Exercise instructions: Reproduce every record below exactly as written, leaving out any pictures.

Data rows:
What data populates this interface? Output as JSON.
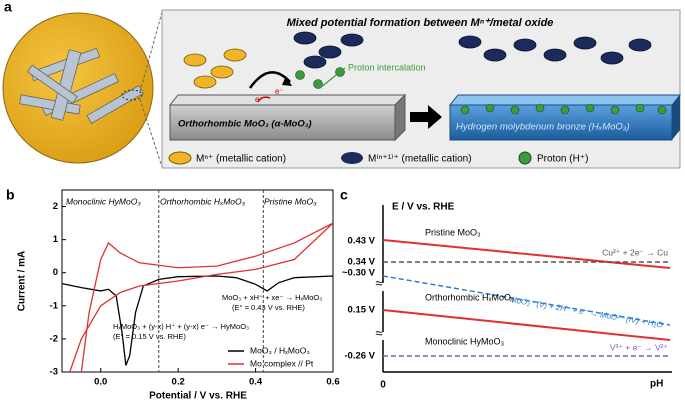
{
  "panel_a": {
    "label": "a",
    "title": "Mixed potential formation between Mⁿ⁺/metal oxide",
    "electron_1": "e⁻",
    "electron_2": "e⁻",
    "proton_label": "Proton intercalation",
    "slab_1": "Orthorhombic MoO₃ (α-MoO₃)",
    "slab_2": "Hydrogen molybdenum bronze (HₓMoO₃)",
    "legend": [
      "Mⁿ⁺ (metallic cation)",
      "M⁽ⁿ⁺¹⁾⁺ (metallic cation)",
      "Proton (H⁺)"
    ]
  },
  "chart_data": {
    "type": "line",
    "label": "b",
    "xlabel": "Potential / V vs. RHE",
    "ylabel": "Current / mA",
    "xlim": [
      -0.1,
      0.6
    ],
    "ylim": [
      -3,
      2.5
    ],
    "xticks": [
      {
        "value": 0,
        "label": "0.0"
      },
      0.2,
      0.4,
      0.6
    ],
    "yticks": [
      -3,
      -2,
      -1,
      0,
      1,
      2
    ],
    "vlines": [
      0.15,
      0.42
    ],
    "regions": [
      "Monoclinic HyMoO₃",
      "Orthorhombic HₓMoO₃",
      "Pristine MoO₃"
    ],
    "annotations": [
      "MoO₃ + xH⁺ + xe⁻ → HₓMoO₃",
      "(E° = 0.43 V vs. RHE)",
      "HₓMoO₃ + (y-x) H⁺ + (y-x) e⁻ → HyMoO₃",
      "(E° = 0.15 V vs. RHE)"
    ],
    "series": [
      {
        "name": "MoO₃ / HₓMoO₃",
        "color": "#000000",
        "x": [
          -0.1,
          -0.05,
          0,
          0.02,
          0.04,
          0.055,
          0.065,
          0.075,
          0.09,
          0.11,
          0.15,
          0.2,
          0.3,
          0.35,
          0.4,
          0.43,
          0.46,
          0.5,
          0.6
        ],
        "values": [
          -0.33,
          -0.45,
          -0.55,
          -0.5,
          -0.7,
          -1.8,
          -2.8,
          -2.5,
          -1.2,
          -0.4,
          -0.2,
          -0.12,
          -0.1,
          -0.15,
          -0.35,
          -0.55,
          -0.3,
          -0.15,
          -0.1
        ]
      },
      {
        "name": "Mo complex // Pt",
        "color": "#e03030",
        "x": [
          -0.05,
          -0.03,
          0,
          0.02,
          0.05,
          0.1,
          0.2,
          0.3,
          0.4,
          0.5,
          0.6,
          0.5,
          0.4,
          0.3,
          0.2,
          0.1,
          0.05,
          0,
          -0.05,
          -0.08
        ],
        "values": [
          -3,
          -1.2,
          0.4,
          0.9,
          0.6,
          0.3,
          0.15,
          0.2,
          0.5,
          0.9,
          1.5,
          0.4,
          0.1,
          -0.05,
          -0.25,
          -0.4,
          -0.6,
          -1,
          -2,
          -3
        ]
      }
    ]
  },
  "panel_c": {
    "label": "c",
    "ylabel": "E / V vs. RHE",
    "xlabel": "pH",
    "origin": "0",
    "levels": [
      "0.43 V",
      "0.34 V",
      "~0.30 V",
      "0.15 V",
      "-0.26 V"
    ],
    "phases": [
      "Pristine MoO₃",
      "Orthorhombic HₓMoO₃",
      "Monoclinic HyMoO₃"
    ],
    "reactions": [
      "Cu²⁺ + 2e⁻ → Cu",
      "MoO₂⁺ (V) + 2H⁺ + e⁻ → MoO²⁺ (IV) + H₂O",
      "V³⁺ + e⁻ → V²⁺"
    ]
  }
}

Response to this task:
What data populates this interface? Output as JSON.
{
  "panel_a": {
    "label": "a",
    "title": "Mixed potential formation between Mⁿ⁺/metal oxide",
    "electron_1": "e⁻",
    "electron_2": "e⁻",
    "proton_label": "Proton intercalation",
    "slab_1": "Orthorhombic MoO₃ (α-MoO₃)",
    "slab_2": "Hydrogen molybdenum bronze (HₓMoO₃)",
    "legend": [
      "Mⁿ⁺ (metallic cation)",
      "M⁽ⁿ⁺¹⁾⁺ (metallic cation)",
      "Proton (H⁺)"
    ]
  },
  "chart_data": {
    "type": "line",
    "label": "b",
    "xlabel": "Potential / V vs. RHE",
    "ylabel": "Current / mA",
    "xlim": [
      -0.1,
      0.6
    ],
    "ylim": [
      -3,
      2.5
    ],
    "xticks": [
      {
        "value": 0,
        "label": "0.0"
      },
      0.2,
      0.4,
      0.6
    ],
    "yticks": [
      -3,
      -2,
      -1,
      0,
      1,
      2
    ],
    "vlines": [
      0.15,
      0.42
    ],
    "regions": [
      "Monoclinic HyMoO₃",
      "Orthorhombic HₓMoO₃",
      "Pristine MoO₃"
    ],
    "annotations": [
      "MoO₃ + xH⁺ + xe⁻ → HₓMoO₃",
      "(E° = 0.43 V vs. RHE)",
      "HₓMoO₃ + (y-x) H⁺ + (y-x) e⁻ → HyMoO₃",
      "(E° = 0.15 V vs. RHE)"
    ],
    "series": [
      {
        "name": "MoO₃ / HₓMoO₃",
        "color": "#000000",
        "x": [
          -0.1,
          -0.05,
          0,
          0.02,
          0.04,
          0.055,
          0.065,
          0.075,
          0.09,
          0.11,
          0.15,
          0.2,
          0.3,
          0.35,
          0.4,
          0.43,
          0.46,
          0.5,
          0.6
        ],
        "values": [
          -0.33,
          -0.45,
          -0.55,
          -0.5,
          -0.7,
          -1.8,
          -2.8,
          -2.5,
          -1.2,
          -0.4,
          -0.2,
          -0.12,
          -0.1,
          -0.15,
          -0.35,
          -0.55,
          -0.3,
          -0.15,
          -0.1
        ]
      },
      {
        "name": "Mo complex // Pt",
        "color": "#e03030",
        "x": [
          -0.05,
          -0.03,
          0,
          0.02,
          0.05,
          0.1,
          0.2,
          0.3,
          0.4,
          0.5,
          0.6,
          0.5,
          0.4,
          0.3,
          0.2,
          0.1,
          0.05,
          0,
          -0.05,
          -0.08
        ],
        "values": [
          -3,
          -1.2,
          0.4,
          0.9,
          0.6,
          0.3,
          0.15,
          0.2,
          0.5,
          0.9,
          1.5,
          0.4,
          0.1,
          -0.05,
          -0.25,
          -0.4,
          -0.6,
          -1,
          -2,
          -3
        ]
      }
    ]
  },
  "panel_c": {
    "label": "c",
    "ylabel": "E / V vs. RHE",
    "xlabel": "pH",
    "origin": "0",
    "levels": [
      "0.43 V",
      "0.34 V",
      "~0.30 V",
      "0.15 V",
      "-0.26 V"
    ],
    "phases": [
      "Pristine MoO₃",
      "Orthorhombic HₓMoO₃",
      "Monoclinic HyMoO₃"
    ],
    "reactions": [
      "Cu²⁺ + 2e⁻ → Cu",
      "MoO₂⁺ (V) + 2H⁺ + e⁻ → MoO²⁺ (IV) + H₂O",
      "V³⁺ + e⁻ → V²⁺"
    ]
  }
}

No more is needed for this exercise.